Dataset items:
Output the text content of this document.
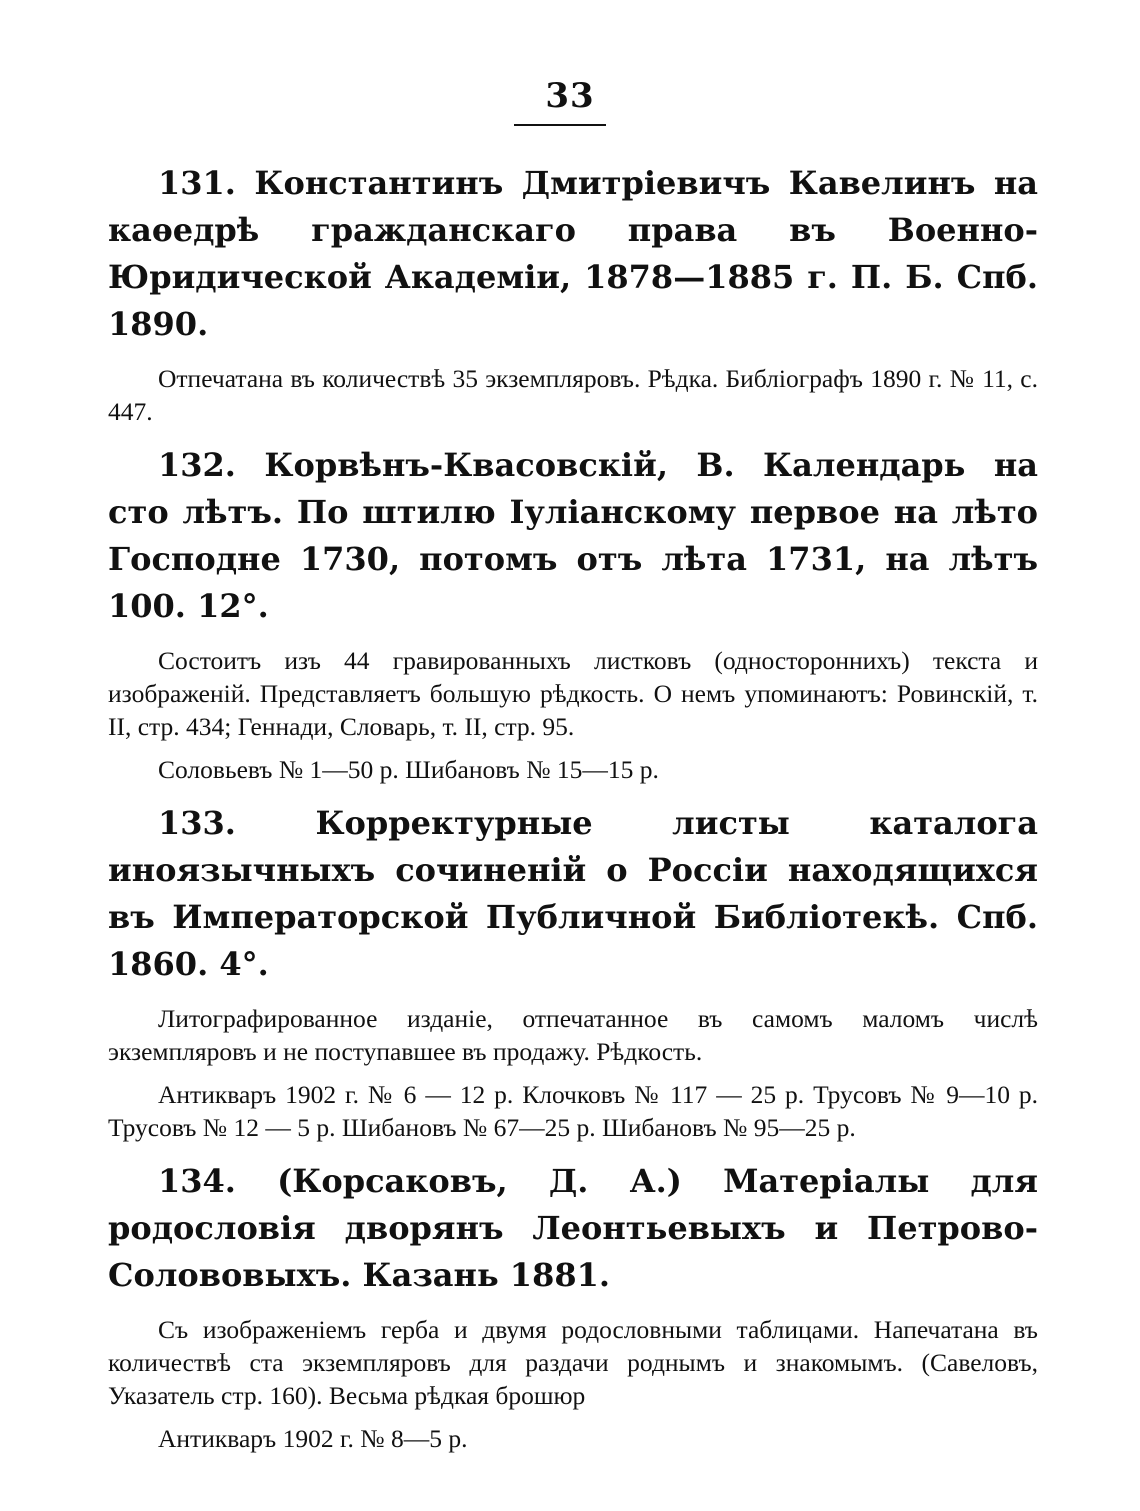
33

131. Константинъ Дмитріевичъ Кавелинъ на каѳедрѣ гражданскаго права въ Военно-Юридической Академіи, 1878—1885 г. П. Б. Спб. 1890.

Отпечатана въ количествѣ 35 экземпляровъ. Рѣдка. Библіографъ 1890 г. № 11, с. 447.

132. Корвѣнъ-Квасовскій, В. Календарь на сто лѣтъ. По штилю Іуліанскому первое на лѣто Господне 1730, потомъ отъ лѣта 1731, на лѣтъ 100. 12°.

Состоитъ изъ 44 гравированныхъ листковъ (одностороннихъ) текста и изображеній. Представляетъ большую рѣдкость. О немъ упоминаютъ: Ровинскій, т. II, стр. 434; Геннади, Словарь, т. II, стр. 95.

Соловьевъ № 1—50 р. Шибановъ № 15—15 р.

133. Корректурные листы каталога иноязычныхъ сочиненій о Россіи находящихся въ Императорской Публичной Библіотекѣ. Спб. 1860. 4°.

Литографированное изданіе, отпечатанное въ самомъ маломъ числѣ экземпляровъ и не поступавшее въ продажу. Рѣдкость.

Антикваръ 1902 г. № 6 — 12 р. Клочковъ № 117 — 25 р. Трусовъ № 9—10 р. Трусовъ № 12 — 5 р. Шибановъ № 67—25 р. Шибановъ № 95—25 р.

134. (Корсаковъ, Д. А.) Матеріалы для родословія дворянъ Леонтьевыхъ и Петрово-Солововыхъ. Казань 1881.

Съ изображеніемъ герба и двумя родословными таблицами. Напечатана въ количествѣ ста экземпляровъ для раздачи роднымъ и знакомымъ. (Савеловъ, Указатель стр. 160). Весьма рѣдкая брошюр

Антикваръ 1902 г. № 8—5 р.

* [Exercise details]: Identify how many lines in the entries above include the string "Шибановъ", then state that number alone.

* [Correct answer]: 2